- Problem to work on
Output each entry below as it stands, leaving out every picture.

- Input
———

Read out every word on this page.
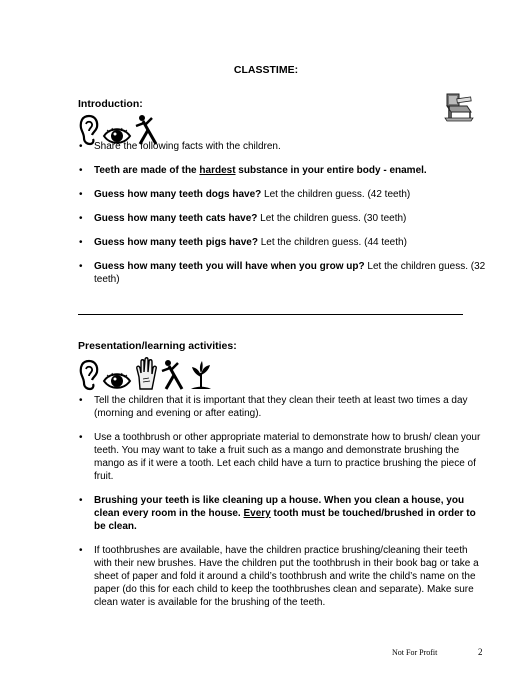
CLASSTIME:
Introduction:
• Share the following facts with the children.
• Teeth are made of the hardest substance in your entire body - enamel.
• Guess how many teeth dogs have? Let the children guess. (42 teeth)
• Guess how many teeth cats have? Let the children guess. (30 teeth)
• Guess how many teeth pigs have? Let the children guess. (44 teeth)
• Guess how many teeth you will have when you grow up? Let the children guess. (32 teeth)
Presentation/learning activities:
• Tell the children that it is important that they clean their teeth at least two times a day (morning and evening or after eating).
• Use a toothbrush or other appropriate material to demonstrate how to brush/ clean your teeth. You may want to take a fruit such as a mango and demonstrate brushing the mango as if it were a tooth. Let each child have a turn to practice brushing the piece of fruit.
• Brushing your teeth is like cleaning up a house. When you clean a house, you clean every room in the house. Every tooth must be touched/brushed in order to be clean.
• If toothbrushes are available, have the children practice brushing/cleaning their teeth with their new brushes. Have the children put the toothbrush in their book bag or take a sheet of paper and fold it around a child’s toothbrush and write the child’s name on the paper (do this for each child to keep the toothbrushes clean and separate). Make sure clean water is available for the brushing of the teeth.
Not For Profit	2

———

- Solution to the problem
Read out every word on this page.
CLASSTIME:
Introduction:
• Share the following facts with the children.
• Teeth are made of the hardest substance in your entire body - enamel.
• Guess how many teeth dogs have? Let the children guess. (42 teeth)
• Guess how many teeth cats have? Let the children guess. (30 teeth)
• Guess how many teeth pigs have? Let the children guess. (44 teeth)
• Guess how many teeth you will have when you grow up? Let the children guess. (32 teeth)
Presentation/learning activities:
• Tell the children that it is important that they clean their teeth at least two times a day (morning and evening or after eating).
• Use a toothbrush or other appropriate material to demonstrate how to brush/ clean your teeth. You may want to take a fruit such as a mango and demonstrate brushing the mango as if it were a tooth. Let each child have a turn to practice brushing the piece of fruit.
• Brushing your teeth is like cleaning up a house. When you clean a house, you clean every room in the house. Every tooth must be touched/brushed in order to be clean.
• If toothbrushes are available, have the children practice brushing/cleaning their teeth with their new brushes. Have the children put the toothbrush in their book bag or take a sheet of paper and fold it around a child’s toothbrush and write the child’s name on the paper (do this for each child to keep the toothbrushes clean and separate). Make sure clean water is available for the brushing of the teeth.
Not For Profit	2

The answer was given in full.